··· SELECTED TEXT

# TANNISOL



## NY257121 (Jun 11, 2005)

HAS ANY ONE USED THIS. FILTER CO SAYS TO USE BUT DON'T SAY HOW MUCH. COMES IN TABLET FORM, BEEN USING HALF TABLET PER 15 GALLONS. HOW BEST TO DISSOLVE TABLETS, VERY DIFFICULT. HAVED GROUND THEM TO POWDER BUT DISSOLVING A PROBLEM.


----------



## Hippie (Jun 11, 2005)

What is it?


----------



## NY257121 (Jun 13, 2005)

ITS A CONDITIONER, STABLIZER AND KMETA IN ONE TABLET


----------



## Hippie (Jun 13, 2005)

Is there a website or somewhere we can go to read about it?


----------



## geocorn (Jun 13, 2005)

······
··· INFORMATION PROVIDED

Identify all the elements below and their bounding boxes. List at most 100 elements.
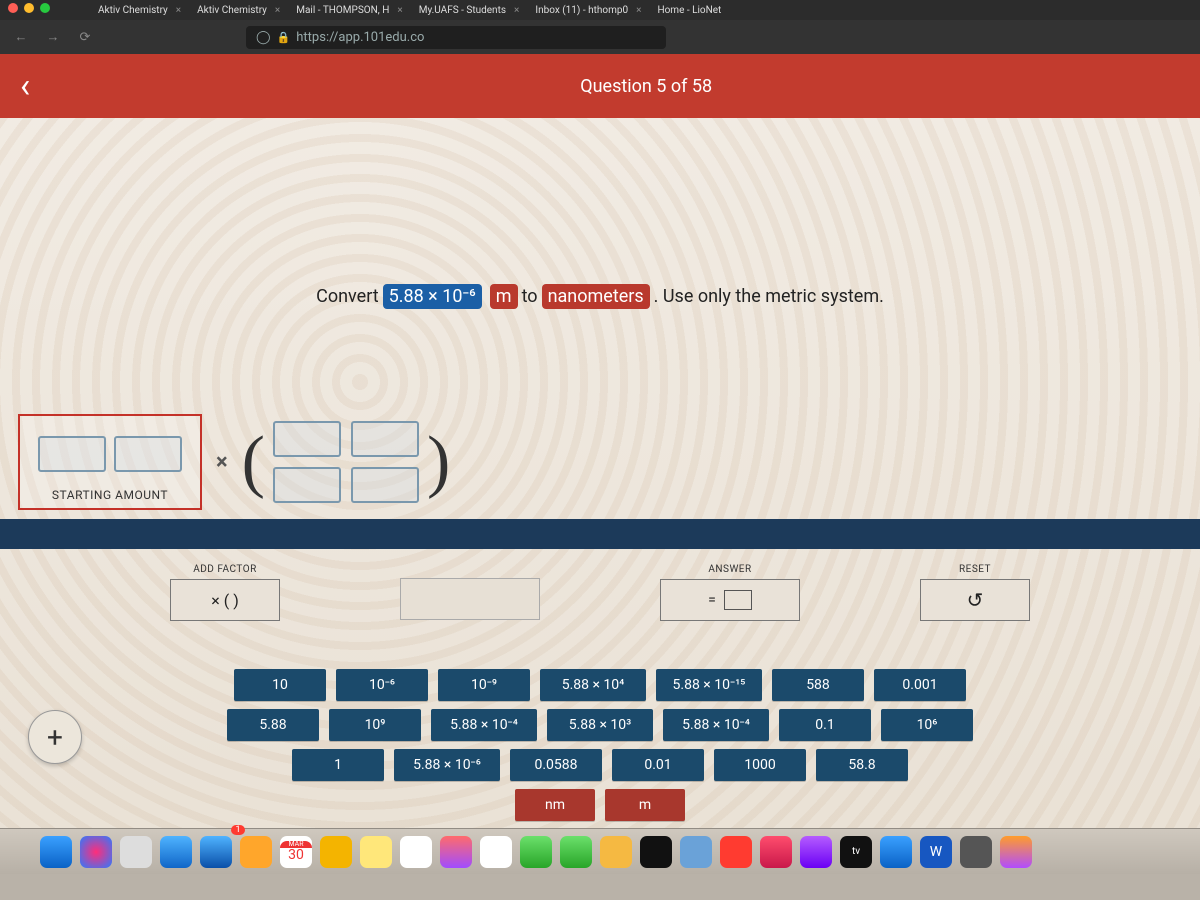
unit-tile[interactable]: m (605, 789, 685, 821)
undo-icon: ↺ (967, 588, 984, 612)
answer-box-icon (724, 590, 752, 610)
tile[interactable]: 10⁻⁹ (438, 669, 530, 701)
tile[interactable]: 5.88 × 10⁻⁴ (663, 709, 769, 741)
numerator-value-slot[interactable] (273, 421, 341, 457)
firefox-icon[interactable] (1000, 836, 1032, 868)
prompt-text: Convert (316, 286, 379, 307)
tab-inbox[interactable]: Inbox (11) - hthomp0× (527, 3, 649, 18)
safari-icon[interactable] (160, 836, 192, 868)
calendar-icon[interactable]: MAR30 (280, 836, 312, 868)
plus-icon: + (47, 721, 63, 754)
settings-icon[interactable] (960, 836, 992, 868)
tile[interactable]: 10⁶ (881, 709, 973, 741)
tile-drop-placeholder (400, 564, 540, 620)
add-factor-label: ADD FACTOR (170, 564, 280, 575)
answer-tiles: 10 10⁻⁶ 10⁻⁹ 5.88 × 10⁴ 5.88 × 10⁻¹⁵ 588… (0, 669, 1200, 821)
app-icon[interactable] (600, 836, 632, 868)
reset-label: RESET (920, 564, 1030, 575)
forward-button[interactable]: → (42, 29, 64, 45)
chrome-icon[interactable] (400, 836, 432, 868)
close-icon[interactable]: × (275, 5, 280, 16)
siri-icon[interactable] (80, 836, 112, 868)
denominator-unit-slot[interactable] (351, 467, 419, 503)
tile[interactable]: 5.88 × 10³ (547, 709, 653, 741)
unit-slot[interactable] (114, 436, 182, 472)
value-slot[interactable] (38, 436, 106, 472)
tile[interactable]: 10⁹ (329, 709, 421, 741)
close-icon[interactable]: × (636, 5, 641, 16)
close-icon[interactable]: × (176, 5, 181, 16)
messages-icon[interactable] (520, 836, 552, 868)
tab-aktiv-1[interactable]: Aktiv Chemistry× (90, 3, 189, 18)
tile[interactable]: 0.1 (779, 709, 871, 741)
tile[interactable]: 0.0588 (510, 749, 602, 781)
back-chevron-icon[interactable]: ‹ (20, 66, 60, 106)
unit-tile[interactable]: nm (515, 789, 595, 821)
reload-button[interactable]: ⟳ (74, 30, 96, 45)
window-traffic-lights (8, 3, 50, 13)
stocks-icon[interactable] (640, 836, 672, 868)
tab-aktiv-2[interactable]: Aktiv Chemistry× (189, 3, 288, 18)
tile[interactable]: 5.88 × 10⁻⁶ (394, 749, 500, 781)
macos-dock: 1 MAR30 tv W (0, 828, 1200, 874)
equals-icon: = (708, 592, 716, 608)
minimize-window-icon[interactable] (24, 3, 34, 13)
tab-myuafs[interactable]: My.UAFS - Students× (411, 3, 528, 18)
tile-row-2: 5.88 10⁹ 5.88 × 10⁻⁴ 5.88 × 10³ 5.88 × 1… (227, 709, 973, 741)
news-icon[interactable] (720, 836, 752, 868)
reminders-icon[interactable] (320, 836, 352, 868)
divider-strip (0, 519, 1200, 549)
tile[interactable]: 0.01 (612, 749, 704, 781)
tab-lionet[interactable]: Home - LioNet (649, 3, 729, 18)
tile[interactable]: 58.8 (816, 749, 908, 781)
close-icon[interactable]: × (514, 5, 519, 16)
tile[interactable]: 588 (772, 669, 864, 701)
maximize-window-icon[interactable] (40, 3, 50, 13)
podcasts-icon[interactable] (800, 836, 832, 868)
add-factor-button[interactable]: × ( ) (170, 579, 280, 621)
tile[interactable]: 10 (234, 669, 326, 701)
browser-toolbar: ← → ⟳ ◯ 🔒 https://app.101edu.co (0, 20, 1200, 54)
back-button[interactable]: ← (10, 29, 32, 45)
tile[interactable]: 5.88 × 10⁴ (540, 669, 646, 701)
tile[interactable]: 5.88 × 10⁻⁴ (431, 709, 537, 741)
facetime-icon[interactable] (560, 836, 592, 868)
tile[interactable]: 1000 (714, 749, 806, 781)
drop-target[interactable] (400, 578, 540, 620)
app-icon[interactable] (440, 836, 472, 868)
tab-mail[interactable]: Mail - THOMPSON, H× (288, 3, 410, 18)
tile[interactable]: 0.001 (874, 669, 966, 701)
launchpad-icon[interactable] (120, 836, 152, 868)
url-text: https://app.101edu.co (296, 30, 424, 45)
reset-button[interactable]: ↺ (920, 579, 1030, 621)
appstore-icon[interactable] (880, 836, 912, 868)
music-icon[interactable] (760, 836, 792, 868)
dimensional-analysis-row: STARTING AMOUNT × ( ) (18, 414, 450, 510)
notes-icon[interactable] (360, 836, 392, 868)
add-fab-button[interactable]: + (28, 710, 82, 764)
address-bar[interactable]: ◯ 🔒 https://app.101edu.co (246, 26, 666, 49)
tile[interactable]: 5.88 (227, 709, 319, 741)
answer-button[interactable]: = (660, 579, 800, 621)
numerator-unit-slot[interactable] (351, 421, 419, 457)
finder-icon[interactable] (40, 836, 72, 868)
starting-amount-box[interactable]: STARTING AMOUNT (18, 414, 202, 510)
right-paren-icon: ) (427, 434, 450, 490)
close-window-icon[interactable] (8, 3, 18, 13)
question-counter: Question 5 of 58 (580, 76, 712, 97)
tv-icon[interactable]: tv (840, 836, 872, 868)
unit-from-chip: m (490, 284, 518, 309)
prompt-text: to (522, 286, 538, 307)
close-icon[interactable]: × (397, 5, 402, 16)
tile[interactable]: 10⁻⁶ (336, 669, 428, 701)
conversion-factor[interactable]: ( ) (242, 419, 451, 505)
value-chip: 5.88 × 10⁻⁶ (383, 284, 482, 309)
tile[interactable]: 1 (292, 749, 384, 781)
word-icon[interactable]: W (920, 836, 952, 868)
contacts-icon[interactable] (240, 836, 272, 868)
mail-icon[interactable]: 1 (200, 836, 232, 868)
tile[interactable]: 5.88 × 10⁻¹⁵ (656, 669, 762, 701)
app-icon[interactable] (680, 836, 712, 868)
photos-icon[interactable] (480, 836, 512, 868)
denominator-value-slot[interactable] (273, 467, 341, 503)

······

Supply what comes next in the forum thread about Tannisol tablets, starting right after its last line. The items are separate from the Tannisol thread.

(THE ANSWER):
"Tannisol is a stabilizer of Italian origin. It consists of 95% potassium metabisulphite, 3% Ascorbic acid, 2% tannin. For most people, sulphites are safe in small amounts. If you are sensitive to sulphites don't use them. Dosage: max 1.3 tablets per 100 litres."


In leiu of Tannisol, you can use potassium Metabisulfite. It is in a powdered form and very easy to use.


----------



## Hippie (Jun 13, 2005)

Thank you George.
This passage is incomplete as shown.